_Stated task A_
List the four increasingly difficult tasks that the passage on Abram's call finds in the command of Gen. 12:1.
_Stated task B_
Continue the passage on Abram's call from the point where it ends.

_Given text_
And so YHWH acts in a new way. YHWH now calls a foreign man, Abram ("mighty father" or "father of many"), to enact the work of God. Rather than speak to the mass of humanity, expecting them all to do YHWH's will, YHWH now chooses one person through which YHWH will attempt once again to effect the divine work in the world.
First, Abram is given a very hard task. "Go from your country, your kin, and the house of your father to the land that I will show you" (Gen. 12:1). There are in fact four increasingly difficult tasks in this command. Anyone who has experienced the movement from one's native land to another land not her own knows well the wrenching feeling of leaving the loved and familiar for the unknown place with its different languages and cultures and money and customs. And if that were not difficult enough, leaving one's land also means leaving one's kin, the relatives left behind who are anxious for the one they love, along with the pain of the one leaving those they love. Then leaving the father's house means nothing less than severing one's roots from immediate family, parents, siblings, all those most intimate and trusted people who have nurtured and cared most deeply for the departing one. Lastly, and perhaps most dangerously, the chosen one is asked to go into the darkest wilderness "to the land I will show you." Where is this unknown place? How is one to find it? Is it a long journey? How perilous will it be, traveling to the mysterious land? These are monumentally difficult demands.

_Information provided_

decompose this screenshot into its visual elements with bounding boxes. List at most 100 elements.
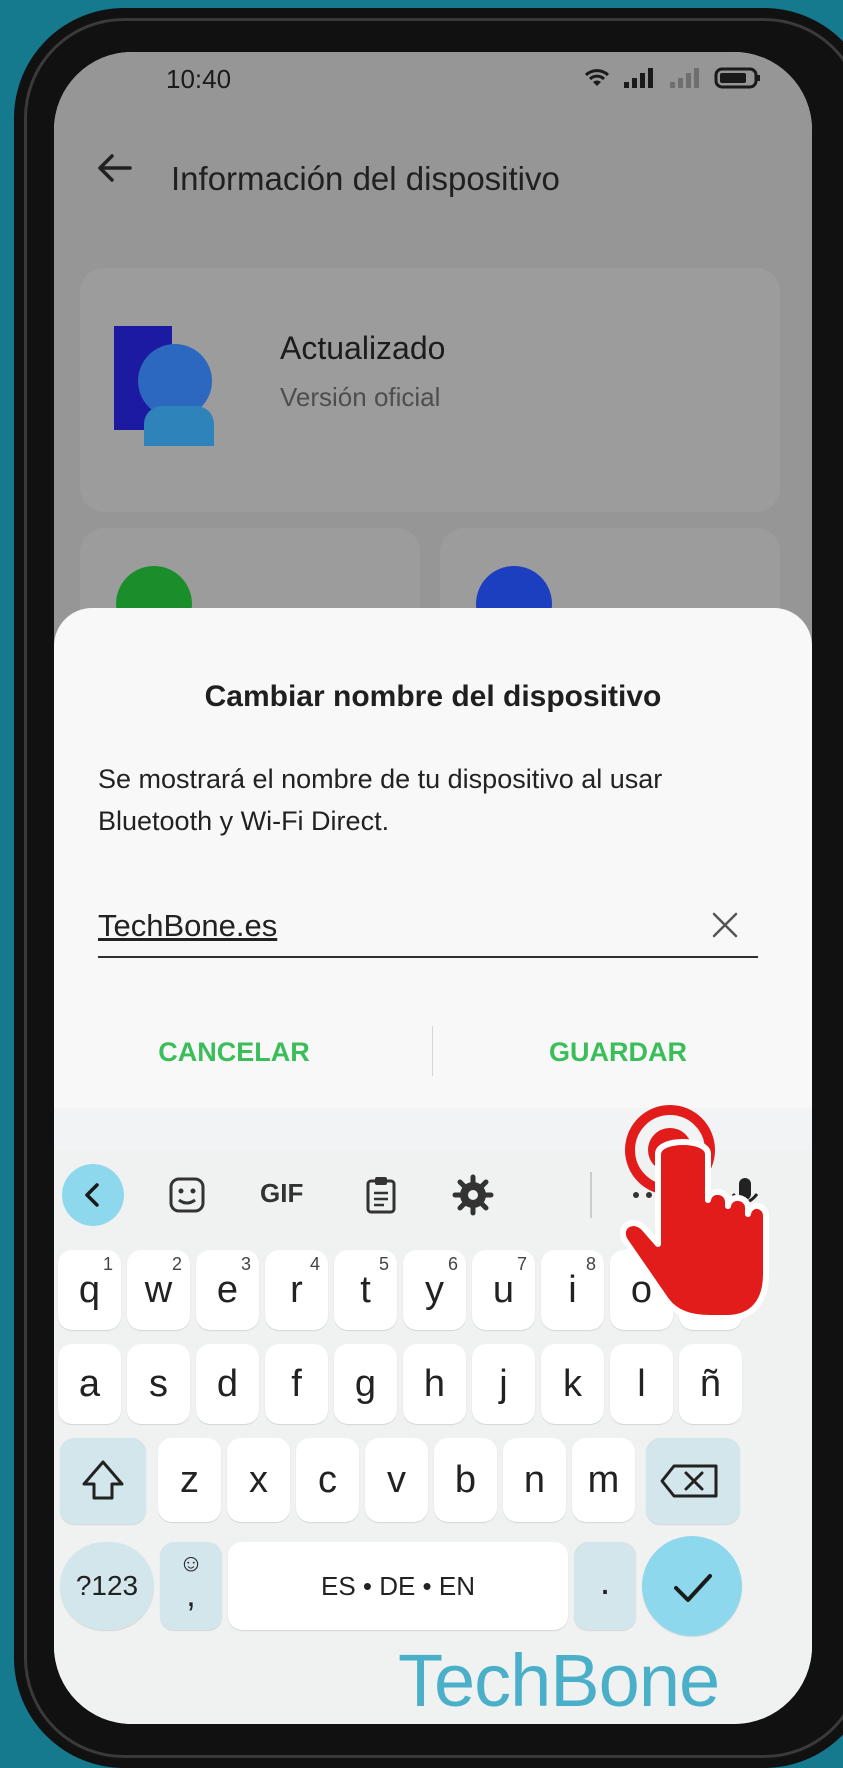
key-b[interactable]: b	[434, 1438, 497, 1522]
key-label: b	[454, 1459, 477, 1501]
dialog-description: Se mostrará el nombre de tu dispositivo …	[98, 764, 663, 836]
key-ñ[interactable]: ñ	[679, 1344, 742, 1424]
key-label: f	[291, 1363, 302, 1405]
toolbar-back-button[interactable]	[62, 1164, 124, 1226]
rename-dialog: Cambiar nombre del dispositivo Se mostra…	[54, 608, 812, 1108]
emoji-icon: ☺	[178, 1550, 204, 1577]
key-label: d	[216, 1363, 239, 1405]
key-label: c	[318, 1459, 337, 1501]
key-n[interactable]: n	[503, 1438, 566, 1522]
key-label: a	[78, 1363, 101, 1405]
key-label: t	[360, 1269, 371, 1311]
shift-key[interactable]	[60, 1438, 146, 1524]
key-hint: 6	[447, 1254, 458, 1274]
update-status: Actualizado	[280, 330, 446, 366]
key-hint: 8	[585, 1254, 596, 1274]
key-hint: 3	[240, 1254, 251, 1274]
tap-hand-icon	[619, 1105, 769, 1321]
screen: 10:40 Información del dispositivo Actual…	[54, 52, 812, 1724]
enter-key[interactable]	[642, 1536, 742, 1636]
device-name-input[interactable]: TechBone.es	[98, 894, 758, 958]
clipboard-icon[interactable]	[360, 1174, 402, 1216]
signal-icon	[624, 68, 653, 88]
key-d[interactable]: d	[196, 1344, 259, 1424]
back-arrow-icon[interactable]	[94, 148, 134, 188]
key-s[interactable]: s	[127, 1344, 190, 1424]
space-key[interactable]: ES • DE • EN	[228, 1542, 568, 1630]
key-label: g	[354, 1363, 377, 1405]
key-g[interactable]: g	[334, 1344, 397, 1424]
key-k[interactable]: k	[541, 1344, 604, 1424]
key-label: i	[568, 1269, 577, 1311]
version-label: Versión oficial	[280, 382, 441, 412]
key-label: l	[637, 1363, 646, 1405]
chevron-left-icon	[85, 1183, 99, 1207]
key-label: j	[499, 1363, 508, 1405]
emoji-comma-key[interactable]: ☺ ,	[160, 1542, 222, 1630]
toolbar-divider	[590, 1172, 592, 1218]
key-label: q	[78, 1269, 101, 1311]
key-hint: 2	[171, 1254, 182, 1274]
key-x[interactable]: x	[227, 1438, 290, 1522]
os-logo-base	[144, 406, 214, 446]
status-icons	[582, 66, 762, 90]
key-l[interactable]: l	[610, 1344, 673, 1424]
key-label: v	[387, 1459, 406, 1501]
key-h[interactable]: h	[403, 1344, 466, 1424]
button-divider	[432, 1026, 433, 1076]
settings-gear-icon[interactable]	[452, 1174, 494, 1216]
key-a[interactable]: a	[58, 1344, 121, 1424]
dialog-buttons: CANCELAR GUARDAR	[54, 1022, 812, 1092]
key-e[interactable]: e3	[196, 1250, 259, 1330]
numbers-key[interactable]: ?123	[60, 1542, 154, 1630]
sticker-icon[interactable]	[166, 1174, 208, 1216]
dialog-title: Cambiar nombre del dispositivo	[204, 680, 662, 713]
key-label: y	[425, 1269, 444, 1311]
backspace-key[interactable]	[646, 1438, 740, 1524]
key-label: w	[144, 1269, 173, 1311]
save-button[interactable]: GUARDAR	[438, 1022, 798, 1082]
watermark: TechBone	[398, 1639, 720, 1722]
key-label: s	[149, 1363, 168, 1405]
signal-empty-icon	[670, 68, 699, 88]
cancel-button[interactable]: CANCELAR	[54, 1022, 414, 1082]
key-v[interactable]: v	[365, 1438, 428, 1522]
key-w[interactable]: w2	[127, 1250, 190, 1330]
key-label: u	[492, 1269, 515, 1311]
key-label: k	[563, 1363, 582, 1405]
gif-button[interactable]: GIF	[260, 1178, 320, 1220]
key-r[interactable]: r4	[265, 1250, 328, 1330]
status-bar: 10:40	[54, 52, 812, 114]
battery-icon	[714, 67, 760, 89]
shift-icon	[82, 1460, 124, 1500]
key-hint: 1	[102, 1254, 113, 1274]
key-f[interactable]: f	[265, 1344, 328, 1424]
key-y[interactable]: y6	[403, 1250, 466, 1330]
key-hint: 4	[309, 1254, 320, 1274]
key-label: z	[180, 1459, 199, 1501]
comma-label: ,	[186, 1576, 196, 1614]
key-q[interactable]: q1	[58, 1250, 121, 1330]
status-time: 10:40	[166, 64, 232, 94]
key-label: x	[249, 1459, 268, 1501]
clear-icon[interactable]	[710, 910, 740, 940]
key-label: ñ	[699, 1363, 722, 1405]
device-name-value[interactable]: TechBone.es	[98, 908, 277, 944]
key-m[interactable]: m	[572, 1438, 635, 1522]
key-hint: 7	[516, 1254, 527, 1274]
key-t[interactable]: t5	[334, 1250, 397, 1330]
wifi-icon	[584, 69, 610, 86]
key-label: m	[587, 1459, 620, 1501]
key-label: r	[290, 1269, 303, 1311]
key-j[interactable]: j	[472, 1344, 535, 1424]
key-c[interactable]: c	[296, 1438, 359, 1522]
key-label: e	[216, 1269, 239, 1311]
check-icon	[674, 1574, 712, 1602]
period-key[interactable]: .	[574, 1542, 636, 1630]
key-i[interactable]: i8	[541, 1250, 604, 1330]
key-z[interactable]: z	[158, 1438, 221, 1522]
backspace-icon	[660, 1464, 718, 1498]
key-u[interactable]: u7	[472, 1250, 535, 1330]
key-hint: 5	[378, 1254, 389, 1274]
page-title: Información del dispositivo	[171, 160, 560, 197]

_Task output A_
1. Leaving one's country (native land)
2. Leaving one's kin
3. Leaving the house of one's father
4. Going "to the land I will show you," into the unknown wilderness

_Task output B_
But YHWH does not send Abram out without some promises, though promises that could be vague to the receiver. "I will make of you a great nation" (Gen. 12:2). What might this "great" mean? Does it mean merely large or vast? Or does this "great" mean significant, important, powerful? How would a lone foreigner hear such a charge? "And I will bless you" (Gen. 12:2). Of what will this blessing consist? Is the blessing connected to the greatness, and if so, how? "And I will make your name great so that you will be a blessing" (Gen. 12:2). Here we are reminded of those foolish tower builders who thought their handiwork would " make a name for ourselves" (Gen. 11:4), but all it got them was multiple languages and a disconnected scattering over the whole earth. Now YHWH proposes to make Abram's name a blessing, yet he must surely think, "How does this blessing work itself out in greatness through my name?"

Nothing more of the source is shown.